[BEGIN]
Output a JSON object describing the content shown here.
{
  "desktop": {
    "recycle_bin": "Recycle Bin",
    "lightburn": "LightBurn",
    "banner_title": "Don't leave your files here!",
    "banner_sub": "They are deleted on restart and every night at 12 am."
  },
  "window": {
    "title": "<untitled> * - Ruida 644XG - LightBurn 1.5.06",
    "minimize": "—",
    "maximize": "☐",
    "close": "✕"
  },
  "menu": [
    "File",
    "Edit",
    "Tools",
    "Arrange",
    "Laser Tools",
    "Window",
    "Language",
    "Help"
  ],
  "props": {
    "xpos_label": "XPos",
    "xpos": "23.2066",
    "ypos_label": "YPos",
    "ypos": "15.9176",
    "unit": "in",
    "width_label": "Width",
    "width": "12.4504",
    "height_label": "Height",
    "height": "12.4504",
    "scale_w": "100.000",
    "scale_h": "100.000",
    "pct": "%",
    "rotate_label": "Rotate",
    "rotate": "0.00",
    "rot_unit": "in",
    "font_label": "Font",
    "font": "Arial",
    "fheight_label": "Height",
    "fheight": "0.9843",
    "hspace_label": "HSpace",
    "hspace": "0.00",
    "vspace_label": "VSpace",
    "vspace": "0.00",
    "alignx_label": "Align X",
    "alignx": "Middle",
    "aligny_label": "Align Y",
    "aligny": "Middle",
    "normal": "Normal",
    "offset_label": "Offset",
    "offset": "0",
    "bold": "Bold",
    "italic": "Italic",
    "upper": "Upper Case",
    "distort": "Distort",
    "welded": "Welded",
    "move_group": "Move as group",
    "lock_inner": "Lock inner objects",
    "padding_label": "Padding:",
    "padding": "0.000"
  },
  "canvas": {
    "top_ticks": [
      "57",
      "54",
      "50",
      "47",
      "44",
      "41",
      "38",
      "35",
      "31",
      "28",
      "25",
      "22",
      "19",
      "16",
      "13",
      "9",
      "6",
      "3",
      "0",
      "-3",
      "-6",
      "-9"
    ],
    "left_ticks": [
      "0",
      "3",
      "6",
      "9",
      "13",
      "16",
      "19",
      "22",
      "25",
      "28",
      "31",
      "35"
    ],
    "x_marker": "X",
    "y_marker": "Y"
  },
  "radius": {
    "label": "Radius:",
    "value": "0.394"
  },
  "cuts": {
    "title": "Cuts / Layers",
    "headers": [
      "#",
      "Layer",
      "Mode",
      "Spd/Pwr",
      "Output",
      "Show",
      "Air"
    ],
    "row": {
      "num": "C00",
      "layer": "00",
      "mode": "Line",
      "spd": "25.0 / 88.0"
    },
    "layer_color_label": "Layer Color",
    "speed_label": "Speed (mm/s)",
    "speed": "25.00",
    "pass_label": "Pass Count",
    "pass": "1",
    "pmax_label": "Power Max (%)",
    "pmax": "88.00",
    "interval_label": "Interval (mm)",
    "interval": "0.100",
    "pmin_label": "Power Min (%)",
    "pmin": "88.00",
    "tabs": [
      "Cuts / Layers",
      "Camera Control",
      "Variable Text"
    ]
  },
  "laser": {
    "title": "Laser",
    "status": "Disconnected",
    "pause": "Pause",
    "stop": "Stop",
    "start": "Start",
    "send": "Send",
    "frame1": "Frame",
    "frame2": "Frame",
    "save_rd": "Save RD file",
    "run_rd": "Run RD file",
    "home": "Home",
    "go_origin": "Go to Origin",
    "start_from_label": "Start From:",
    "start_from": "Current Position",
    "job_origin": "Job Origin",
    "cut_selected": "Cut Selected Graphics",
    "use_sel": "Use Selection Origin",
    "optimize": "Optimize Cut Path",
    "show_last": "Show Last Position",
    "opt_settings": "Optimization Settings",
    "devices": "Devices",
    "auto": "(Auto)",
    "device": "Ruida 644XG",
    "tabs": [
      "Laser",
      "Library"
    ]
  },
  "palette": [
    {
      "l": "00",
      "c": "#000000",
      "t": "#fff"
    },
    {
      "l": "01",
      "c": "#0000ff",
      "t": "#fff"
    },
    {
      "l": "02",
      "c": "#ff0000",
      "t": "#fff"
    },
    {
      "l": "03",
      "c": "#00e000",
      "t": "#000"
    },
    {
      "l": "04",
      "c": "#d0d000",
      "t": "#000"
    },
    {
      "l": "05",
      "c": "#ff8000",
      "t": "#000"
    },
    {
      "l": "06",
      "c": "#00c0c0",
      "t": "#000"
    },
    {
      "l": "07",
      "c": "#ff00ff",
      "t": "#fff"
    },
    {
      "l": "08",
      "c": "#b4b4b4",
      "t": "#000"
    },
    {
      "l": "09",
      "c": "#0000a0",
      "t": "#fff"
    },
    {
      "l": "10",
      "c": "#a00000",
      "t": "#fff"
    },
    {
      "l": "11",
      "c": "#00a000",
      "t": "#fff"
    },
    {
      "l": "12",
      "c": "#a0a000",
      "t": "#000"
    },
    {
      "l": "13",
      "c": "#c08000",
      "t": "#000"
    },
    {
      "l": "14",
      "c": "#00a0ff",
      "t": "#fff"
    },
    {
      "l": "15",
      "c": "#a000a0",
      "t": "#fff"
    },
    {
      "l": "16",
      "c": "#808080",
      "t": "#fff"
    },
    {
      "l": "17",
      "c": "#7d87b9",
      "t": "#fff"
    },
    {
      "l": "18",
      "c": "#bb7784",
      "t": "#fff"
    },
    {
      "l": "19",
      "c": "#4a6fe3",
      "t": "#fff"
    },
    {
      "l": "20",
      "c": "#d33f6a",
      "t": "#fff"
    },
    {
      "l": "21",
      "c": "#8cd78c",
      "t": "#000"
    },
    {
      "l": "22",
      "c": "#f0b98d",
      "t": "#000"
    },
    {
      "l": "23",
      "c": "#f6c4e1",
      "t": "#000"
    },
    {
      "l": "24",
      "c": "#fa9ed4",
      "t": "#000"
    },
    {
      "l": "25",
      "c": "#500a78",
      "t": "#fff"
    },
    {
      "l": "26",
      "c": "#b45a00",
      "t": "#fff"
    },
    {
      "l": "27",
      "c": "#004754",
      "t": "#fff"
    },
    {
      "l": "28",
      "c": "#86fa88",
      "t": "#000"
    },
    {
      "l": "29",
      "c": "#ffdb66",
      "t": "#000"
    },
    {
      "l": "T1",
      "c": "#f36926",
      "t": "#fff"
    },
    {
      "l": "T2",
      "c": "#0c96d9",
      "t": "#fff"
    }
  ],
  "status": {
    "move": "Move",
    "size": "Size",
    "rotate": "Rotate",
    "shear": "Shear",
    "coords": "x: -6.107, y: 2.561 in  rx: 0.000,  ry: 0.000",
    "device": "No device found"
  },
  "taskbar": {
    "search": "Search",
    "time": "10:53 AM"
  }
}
[END]
### [PROBLEM TO WORK ON]
Go through the data and gather every line that holds "Position".

### [THE ANSWER]
    "start_from": "Current Position",
    "show_last": "Show Last Position",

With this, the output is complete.